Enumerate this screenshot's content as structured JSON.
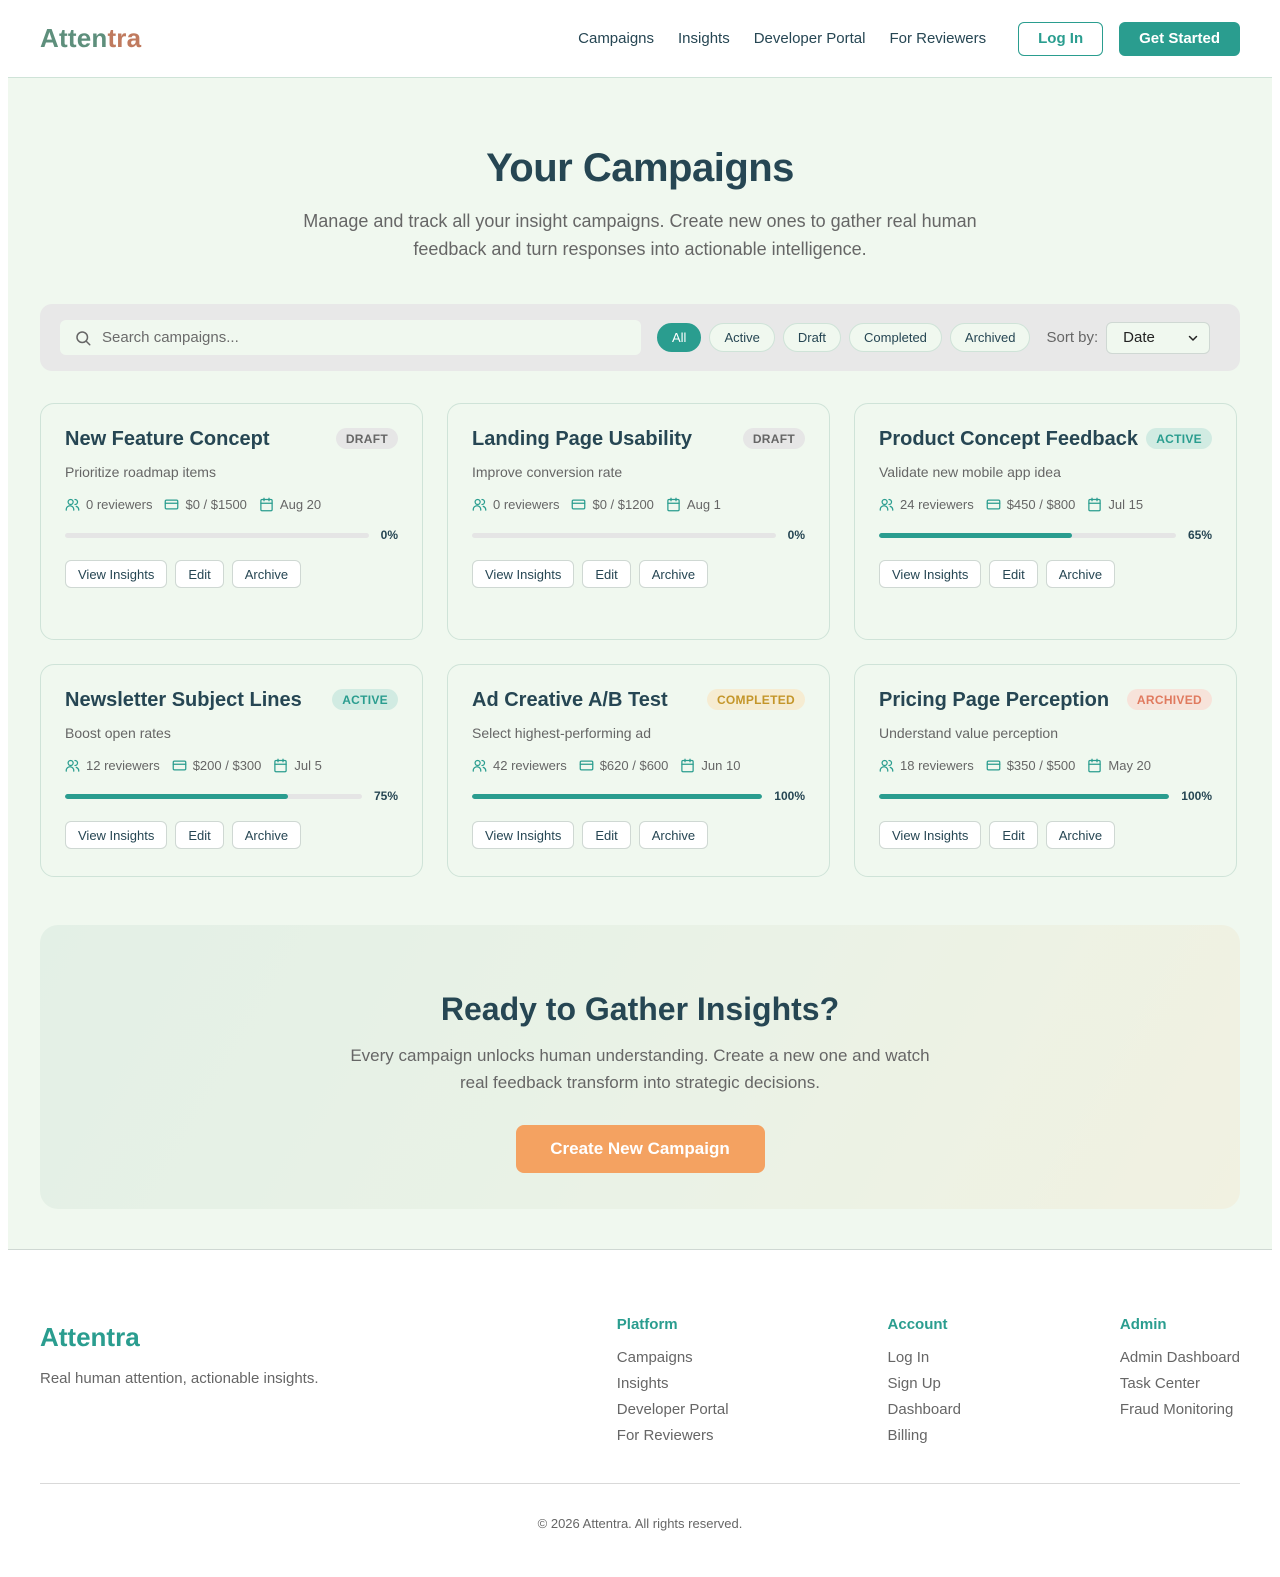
{
  "brand": {
    "part1": "Atten",
    "part2": "tra",
    "name": "Attentra"
  },
  "nav": {
    "links": [
      "Campaigns",
      "Insights",
      "Developer Portal",
      "For Reviewers"
    ],
    "login": "Log In",
    "get_started": "Get Started"
  },
  "hero": {
    "title": "Your Campaigns",
    "subtitle": "Manage and track all your insight campaigns. Create new ones to gather real human feedback and turn responses into actionable intelligence."
  },
  "filters": {
    "search_placeholder": "Search campaigns...",
    "chips": [
      "All",
      "Active",
      "Draft",
      "Completed",
      "Archived"
    ],
    "active_chip": "All",
    "sort_label": "Sort by:",
    "sort_value": "Date"
  },
  "cards": [
    {
      "title": "New Feature Concept",
      "status": "DRAFT",
      "status_kind": "draft",
      "desc": "Prioritize roadmap items",
      "reviewers": "0 reviewers",
      "budget": "$0 / $1500",
      "date": "Aug 20",
      "progress": 0,
      "progress_label": "0%"
    },
    {
      "title": "Landing Page Usability",
      "status": "DRAFT",
      "status_kind": "draft",
      "desc": "Improve conversion rate",
      "reviewers": "0 reviewers",
      "budget": "$0 / $1200",
      "date": "Aug 1",
      "progress": 0,
      "progress_label": "0%"
    },
    {
      "title": "Product Concept Feedback",
      "status": "ACTIVE",
      "status_kind": "active",
      "desc": "Validate new mobile app idea",
      "reviewers": "24 reviewers",
      "budget": "$450 / $800",
      "date": "Jul 15",
      "progress": 65,
      "progress_label": "65%"
    },
    {
      "title": "Newsletter Subject Lines",
      "status": "ACTIVE",
      "status_kind": "active",
      "desc": "Boost open rates",
      "reviewers": "12 reviewers",
      "budget": "$200 / $300",
      "date": "Jul 5",
      "progress": 75,
      "progress_label": "75%"
    },
    {
      "title": "Ad Creative A/B Test",
      "status": "COMPLETED",
      "status_kind": "completed",
      "desc": "Select highest-performing ad",
      "reviewers": "42 reviewers",
      "budget": "$620 / $600",
      "date": "Jun 10",
      "progress": 100,
      "progress_label": "100%"
    },
    {
      "title": "Pricing Page Perception",
      "status": "ARCHIVED",
      "status_kind": "archived",
      "desc": "Understand value perception",
      "reviewers": "18 reviewers",
      "budget": "$350 / $500",
      "date": "May 20",
      "progress": 100,
      "progress_label": "100%"
    }
  ],
  "card_actions": [
    "View Insights",
    "Edit",
    "Archive"
  ],
  "cta": {
    "title": "Ready to Gather Insights?",
    "text": "Every campaign unlocks human understanding. Create a new one and watch real feedback transform into strategic decisions.",
    "button": "Create New Campaign"
  },
  "footer": {
    "tagline": "Real human attention, actionable insights.",
    "columns": [
      {
        "title": "Platform",
        "links": [
          "Campaigns",
          "Insights",
          "Developer Portal",
          "For Reviewers"
        ]
      },
      {
        "title": "Account",
        "links": [
          "Log In",
          "Sign Up",
          "Dashboard",
          "Billing"
        ]
      },
      {
        "title": "Admin",
        "links": [
          "Admin Dashboard",
          "Task Center",
          "Fraud Monitoring"
        ]
      }
    ],
    "copyright": "© 2026 Attentra. All rights reserved."
  },
  "colors": {
    "primary": "#2a9d8f",
    "dark": "#264653",
    "accent": "#f4a261",
    "background": "#f0f8ef",
    "archived": "#e07a5f",
    "completed": "#c4962a"
  },
  "icons": {
    "search": "search-icon",
    "reviewers": "users-icon",
    "budget": "credit-card-icon",
    "date": "calendar-icon",
    "sort": "chevron-down-icon"
  }
}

_PROBLEM REQUIREMENTS_
Retype all of the entries exactly as written, leaving out any images.

_SOLUTION TO THE EXERCISE_
Enumerate this screenshot's content as structured JSON.
{
  "brand": {
    "part1": "Atten",
    "part2": "tra",
    "name": "Attentra"
  },
  "nav": {
    "links": [
      "Campaigns",
      "Insights",
      "Developer Portal",
      "For Reviewers"
    ],
    "login": "Log In",
    "get_started": "Get Started"
  },
  "hero": {
    "title": "Your Campaigns",
    "subtitle": "Manage and track all your insight campaigns. Create new ones to gather real human feedback and turn responses into actionable intelligence."
  },
  "filters": {
    "search_placeholder": "Search campaigns...",
    "chips": [
      "All",
      "Active",
      "Draft",
      "Completed",
      "Archived"
    ],
    "active_chip": "All",
    "sort_label": "Sort by:",
    "sort_value": "Date"
  },
  "cards": [
    {
      "title": "New Feature Concept",
      "status": "DRAFT",
      "status_kind": "draft",
      "desc": "Prioritize roadmap items",
      "reviewers": "0 reviewers",
      "budget": "$0 / $1500",
      "date": "Aug 20",
      "progress": 0,
      "progress_label": "0%"
    },
    {
      "title": "Landing Page Usability",
      "status": "DRAFT",
      "status_kind": "draft",
      "desc": "Improve conversion rate",
      "reviewers": "0 reviewers",
      "budget": "$0 / $1200",
      "date": "Aug 1",
      "progress": 0,
      "progress_label": "0%"
    },
    {
      "title": "Product Concept Feedback",
      "status": "ACTIVE",
      "status_kind": "active",
      "desc": "Validate new mobile app idea",
      "reviewers": "24 reviewers",
      "budget": "$450 / $800",
      "date": "Jul 15",
      "progress": 65,
      "progress_label": "65%"
    },
    {
      "title": "Newsletter Subject Lines",
      "status": "ACTIVE",
      "status_kind": "active",
      "desc": "Boost open rates",
      "reviewers": "12 reviewers",
      "budget": "$200 / $300",
      "date": "Jul 5",
      "progress": 75,
      "progress_label": "75%"
    },
    {
      "title": "Ad Creative A/B Test",
      "status": "COMPLETED",
      "status_kind": "completed",
      "desc": "Select highest-performing ad",
      "reviewers": "42 reviewers",
      "budget": "$620 / $600",
      "date": "Jun 10",
      "progress": 100,
      "progress_label": "100%"
    },
    {
      "title": "Pricing Page Perception",
      "status": "ARCHIVED",
      "status_kind": "archived",
      "desc": "Understand value perception",
      "reviewers": "18 reviewers",
      "budget": "$350 / $500",
      "date": "May 20",
      "progress": 100,
      "progress_label": "100%"
    }
  ],
  "card_actions": [
    "View Insights",
    "Edit",
    "Archive"
  ],
  "cta": {
    "title": "Ready to Gather Insights?",
    "text": "Every campaign unlocks human understanding. Create a new one and watch real feedback transform into strategic decisions.",
    "button": "Create New Campaign"
  },
  "footer": {
    "tagline": "Real human attention, actionable insights.",
    "columns": [
      {
        "title": "Platform",
        "links": [
          "Campaigns",
          "Insights",
          "Developer Portal",
          "For Reviewers"
        ]
      },
      {
        "title": "Account",
        "links": [
          "Log In",
          "Sign Up",
          "Dashboard",
          "Billing"
        ]
      },
      {
        "title": "Admin",
        "links": [
          "Admin Dashboard",
          "Task Center",
          "Fraud Monitoring"
        ]
      }
    ],
    "copyright": "© 2026 Attentra. All rights reserved."
  },
  "colors": {
    "primary": "#2a9d8f",
    "dark": "#264653",
    "accent": "#f4a261",
    "background": "#f0f8ef",
    "archived": "#e07a5f",
    "completed": "#c4962a"
  },
  "icons": {
    "search": "search-icon",
    "reviewers": "users-icon",
    "budget": "credit-card-icon",
    "date": "calendar-icon",
    "sort": "chevron-down-icon"
  }
}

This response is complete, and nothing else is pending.